* **EXCERPTED DATA**:
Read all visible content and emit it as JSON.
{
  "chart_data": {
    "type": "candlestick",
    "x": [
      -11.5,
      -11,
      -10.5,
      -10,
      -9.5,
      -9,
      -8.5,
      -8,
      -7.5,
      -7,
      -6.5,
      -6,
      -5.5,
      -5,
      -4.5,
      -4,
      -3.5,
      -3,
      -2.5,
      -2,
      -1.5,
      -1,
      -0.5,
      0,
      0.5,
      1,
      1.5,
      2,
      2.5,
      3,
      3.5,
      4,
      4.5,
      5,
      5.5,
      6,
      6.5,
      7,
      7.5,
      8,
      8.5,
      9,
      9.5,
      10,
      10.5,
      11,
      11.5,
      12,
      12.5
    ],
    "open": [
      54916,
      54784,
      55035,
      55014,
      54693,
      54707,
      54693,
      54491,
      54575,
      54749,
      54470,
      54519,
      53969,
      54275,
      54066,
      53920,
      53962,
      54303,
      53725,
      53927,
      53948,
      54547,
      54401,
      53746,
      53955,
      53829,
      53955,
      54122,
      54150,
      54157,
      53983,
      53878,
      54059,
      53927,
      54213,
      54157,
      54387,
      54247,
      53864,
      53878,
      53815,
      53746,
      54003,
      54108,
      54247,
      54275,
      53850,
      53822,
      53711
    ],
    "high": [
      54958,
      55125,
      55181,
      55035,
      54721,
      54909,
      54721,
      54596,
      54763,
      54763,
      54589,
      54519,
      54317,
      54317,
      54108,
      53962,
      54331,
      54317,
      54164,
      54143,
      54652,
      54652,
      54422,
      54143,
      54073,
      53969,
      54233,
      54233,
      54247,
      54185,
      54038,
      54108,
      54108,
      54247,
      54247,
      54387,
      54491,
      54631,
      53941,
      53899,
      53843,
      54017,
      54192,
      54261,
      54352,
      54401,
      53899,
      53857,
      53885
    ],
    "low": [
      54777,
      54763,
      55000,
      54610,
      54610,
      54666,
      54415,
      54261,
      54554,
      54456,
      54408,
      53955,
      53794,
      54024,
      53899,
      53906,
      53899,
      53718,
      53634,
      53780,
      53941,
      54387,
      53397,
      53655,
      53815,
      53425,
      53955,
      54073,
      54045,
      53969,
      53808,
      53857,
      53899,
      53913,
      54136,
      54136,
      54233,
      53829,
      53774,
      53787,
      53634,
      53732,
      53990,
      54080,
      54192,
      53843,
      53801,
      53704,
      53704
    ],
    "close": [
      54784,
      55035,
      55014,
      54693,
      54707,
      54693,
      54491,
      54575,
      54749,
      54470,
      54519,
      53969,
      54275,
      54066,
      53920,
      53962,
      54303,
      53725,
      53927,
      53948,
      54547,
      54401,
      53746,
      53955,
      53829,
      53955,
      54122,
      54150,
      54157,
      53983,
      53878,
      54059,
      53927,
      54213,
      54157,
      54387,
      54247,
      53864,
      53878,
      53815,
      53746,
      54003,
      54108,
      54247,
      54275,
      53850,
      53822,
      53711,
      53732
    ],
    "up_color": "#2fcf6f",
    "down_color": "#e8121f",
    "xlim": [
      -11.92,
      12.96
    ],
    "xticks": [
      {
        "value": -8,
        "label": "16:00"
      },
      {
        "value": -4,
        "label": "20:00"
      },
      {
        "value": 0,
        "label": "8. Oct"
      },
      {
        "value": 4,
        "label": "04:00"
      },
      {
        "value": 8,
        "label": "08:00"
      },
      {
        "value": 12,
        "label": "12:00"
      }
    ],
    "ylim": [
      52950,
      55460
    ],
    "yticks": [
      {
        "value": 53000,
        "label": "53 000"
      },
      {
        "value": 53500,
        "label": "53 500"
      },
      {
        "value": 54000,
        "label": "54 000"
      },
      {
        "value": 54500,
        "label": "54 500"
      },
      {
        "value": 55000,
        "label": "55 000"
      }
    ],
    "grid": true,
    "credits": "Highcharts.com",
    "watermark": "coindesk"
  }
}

* **TO BE DONE**:
Copy all lines from the entries that contain the word "value".

* **ANSWER FOR THE TASK**:
        "value": -8,
        "value": -4,
        "value": 0,
        "value": 4,
        "value": 8,
        "value": 12,
        "value": 53000,
        "value": 53500,
        "value": 54000,
        "value": 54500,
        "value": 55000,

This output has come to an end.